WHAT THE TASK REQUIRES: Provide an exact copy of the data, excluding the images.

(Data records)
————

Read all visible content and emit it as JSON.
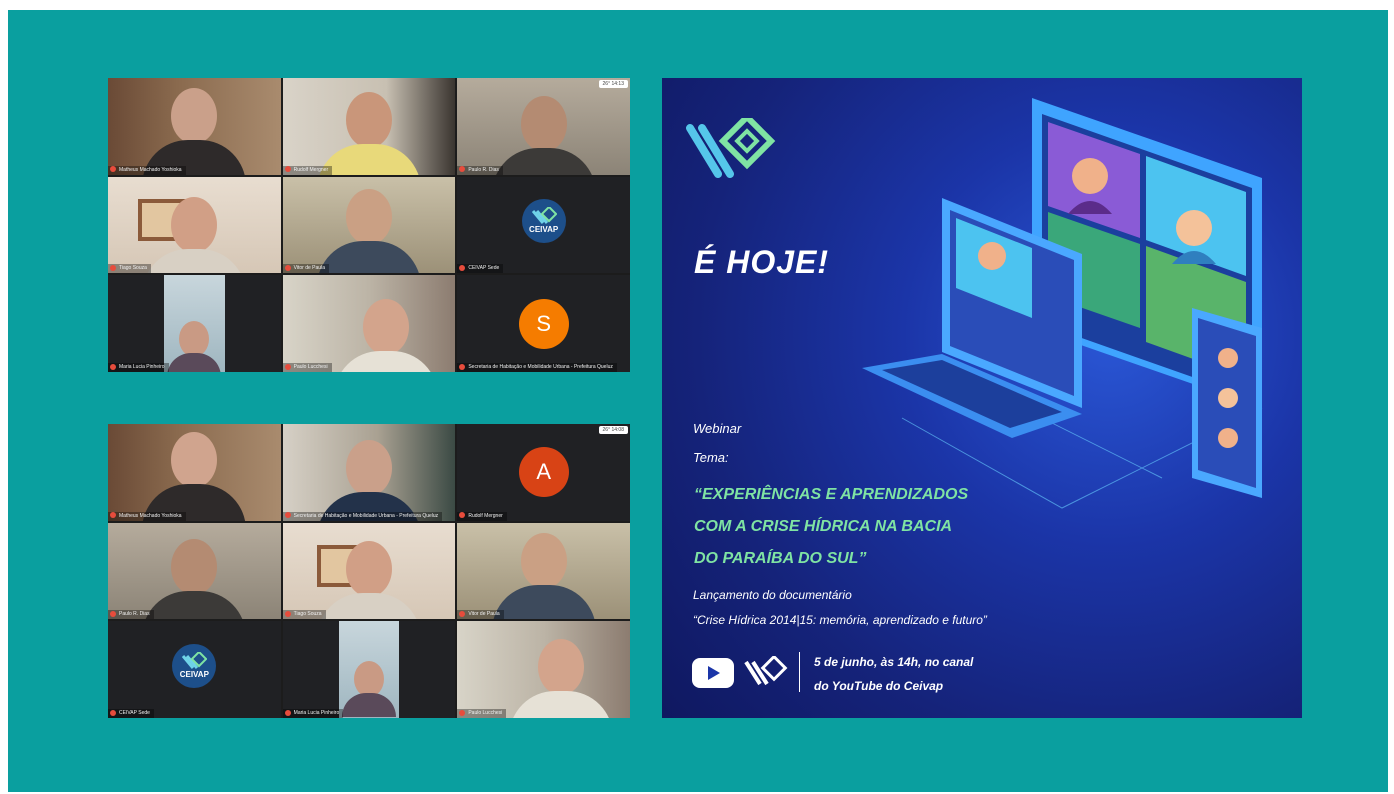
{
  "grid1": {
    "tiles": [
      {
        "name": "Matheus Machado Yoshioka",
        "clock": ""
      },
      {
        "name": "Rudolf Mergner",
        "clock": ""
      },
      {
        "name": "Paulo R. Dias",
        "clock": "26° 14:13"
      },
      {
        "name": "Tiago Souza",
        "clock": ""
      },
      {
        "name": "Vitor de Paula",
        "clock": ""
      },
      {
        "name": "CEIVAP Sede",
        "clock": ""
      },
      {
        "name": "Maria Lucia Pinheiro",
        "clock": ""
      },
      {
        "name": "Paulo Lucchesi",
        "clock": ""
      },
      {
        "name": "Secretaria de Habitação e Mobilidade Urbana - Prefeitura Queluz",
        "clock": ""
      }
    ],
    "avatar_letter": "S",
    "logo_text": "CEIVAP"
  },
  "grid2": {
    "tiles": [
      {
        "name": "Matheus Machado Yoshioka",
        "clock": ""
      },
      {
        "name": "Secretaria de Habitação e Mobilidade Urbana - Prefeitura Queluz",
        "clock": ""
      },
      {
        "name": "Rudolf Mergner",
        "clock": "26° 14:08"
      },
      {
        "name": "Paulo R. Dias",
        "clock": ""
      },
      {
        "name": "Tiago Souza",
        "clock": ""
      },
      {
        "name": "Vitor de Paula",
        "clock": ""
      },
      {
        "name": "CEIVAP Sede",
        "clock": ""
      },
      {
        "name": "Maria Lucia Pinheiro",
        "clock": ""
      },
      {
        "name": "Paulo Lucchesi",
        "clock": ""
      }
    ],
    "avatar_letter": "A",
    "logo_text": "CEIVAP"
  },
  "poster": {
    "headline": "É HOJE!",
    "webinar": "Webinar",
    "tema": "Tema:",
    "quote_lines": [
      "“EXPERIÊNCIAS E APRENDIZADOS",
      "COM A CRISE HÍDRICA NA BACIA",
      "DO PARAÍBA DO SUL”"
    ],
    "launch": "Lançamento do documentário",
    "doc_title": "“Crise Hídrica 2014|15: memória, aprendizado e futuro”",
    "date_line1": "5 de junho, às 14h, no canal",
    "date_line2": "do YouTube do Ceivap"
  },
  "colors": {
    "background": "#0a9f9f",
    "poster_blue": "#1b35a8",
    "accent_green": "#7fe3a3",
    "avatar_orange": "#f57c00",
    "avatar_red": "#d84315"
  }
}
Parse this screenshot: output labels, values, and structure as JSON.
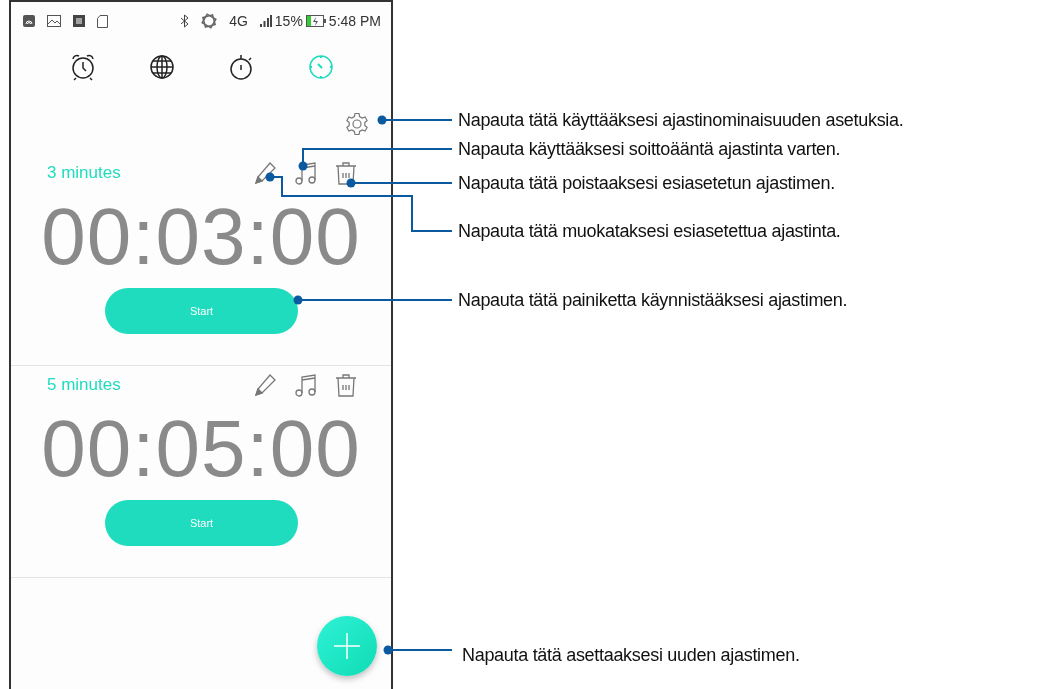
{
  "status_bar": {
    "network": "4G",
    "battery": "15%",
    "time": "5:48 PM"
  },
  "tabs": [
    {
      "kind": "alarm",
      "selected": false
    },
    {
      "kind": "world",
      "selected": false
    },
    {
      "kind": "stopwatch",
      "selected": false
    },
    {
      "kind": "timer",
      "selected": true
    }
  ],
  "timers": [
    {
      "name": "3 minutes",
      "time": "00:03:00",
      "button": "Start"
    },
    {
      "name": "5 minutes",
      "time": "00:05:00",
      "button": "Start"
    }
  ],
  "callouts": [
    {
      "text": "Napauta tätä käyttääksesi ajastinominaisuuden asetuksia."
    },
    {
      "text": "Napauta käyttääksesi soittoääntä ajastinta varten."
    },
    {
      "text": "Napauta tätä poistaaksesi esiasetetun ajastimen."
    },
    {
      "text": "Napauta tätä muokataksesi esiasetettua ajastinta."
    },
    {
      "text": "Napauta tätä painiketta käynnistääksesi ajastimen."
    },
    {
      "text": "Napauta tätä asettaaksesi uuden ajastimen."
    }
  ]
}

————

RESULT:
Read all visible content and emit it as JSON.
{
  "grid1": {
    "tiles": [
      {
        "name": "Matheus Machado Yoshioka",
        "clock": ""
      },
      {
        "name": "Rudolf Mergner",
        "clock": ""
      },
      {
        "name": "Paulo R. Dias",
        "clock": "26° 14:13"
      },
      {
        "name": "Tiago Souza",
        "clock": ""
      },
      {
        "name": "Vitor de Paula",
        "clock": ""
      },
      {
        "name": "CEIVAP Sede",
        "clock": ""
      },
      {
        "name": "Maria Lucia Pinheiro",
        "clock": ""
      },
      {
        "name": "Paulo Lucchesi",
        "clock": ""
      },
      {
        "name": "Secretaria de Habitação e Mobilidade Urbana - Prefeitura Queluz",
        "clock": ""
      }
    ],
    "avatar_letter": "S",
    "logo_text": "CEIVAP"
  },
  "grid2": {
    "tiles": [
      {
        "name": "Matheus Machado Yoshioka",
        "clock": ""
      },
      {
        "name": "Secretaria de Habitação e Mobilidade Urbana - Prefeitura Queluz",
        "clock": ""
      },
      {
        "name": "Rudolf Mergner",
        "clock": "26° 14:08"
      },
      {
        "name": "Paulo R. Dias",
        "clock": ""
      },
      {
        "name": "Tiago Souza",
        "clock": ""
      },
      {
        "name": "Vitor de Paula",
        "clock": ""
      },
      {
        "name": "CEIVAP Sede",
        "clock": ""
      },
      {
        "name": "Maria Lucia Pinheiro",
        "clock": ""
      },
      {
        "name": "Paulo Lucchesi",
        "clock": ""
      }
    ],
    "avatar_letter": "A",
    "logo_text": "CEIVAP"
  },
  "poster": {
    "headline": "É HOJE!",
    "webinar": "Webinar",
    "tema": "Tema:",
    "quote_lines": [
      "“EXPERIÊNCIAS E APRENDIZADOS",
      "COM A CRISE HÍDRICA NA BACIA",
      "DO PARAÍBA DO SUL”"
    ],
    "launch": "Lançamento do documentário",
    "doc_title": "“Crise Hídrica 2014|15: memória, aprendizado e futuro”",
    "date_line1": "5 de junho, às 14h, no canal",
    "date_line2": "do YouTube do Ceivap"
  },
  "colors": {
    "background": "#0a9f9f",
    "poster_blue": "#1b35a8",
    "accent_green": "#7fe3a3",
    "avatar_orange": "#f57c00",
    "avatar_red": "#d84315"
  }
}
Parse this screenshot: output labels, values, and structure as JSON.
{
  "status_bar": {
    "network": "4G",
    "battery": "15%",
    "time": "5:48 PM"
  },
  "tabs": [
    {
      "kind": "alarm",
      "selected": false
    },
    {
      "kind": "world",
      "selected": false
    },
    {
      "kind": "stopwatch",
      "selected": false
    },
    {
      "kind": "timer",
      "selected": true
    }
  ],
  "timers": [
    {
      "name": "3 minutes",
      "time": "00:03:00",
      "button": "Start"
    },
    {
      "name": "5 minutes",
      "time": "00:05:00",
      "button": "Start"
    }
  ],
  "callouts": [
    {
      "text": "Napauta tätä käyttääksesi ajastinominaisuuden asetuksia."
    },
    {
      "text": "Napauta käyttääksesi soittoääntä ajastinta varten."
    },
    {
      "text": "Napauta tätä poistaaksesi esiasetetun ajastimen."
    },
    {
      "text": "Napauta tätä muokataksesi esiasetettua ajastinta."
    },
    {
      "text": "Napauta tätä painiketta käynnistääksesi ajastimen."
    },
    {
      "text": "Napauta tätä asettaaksesi uuden ajastimen."
    }
  ]
}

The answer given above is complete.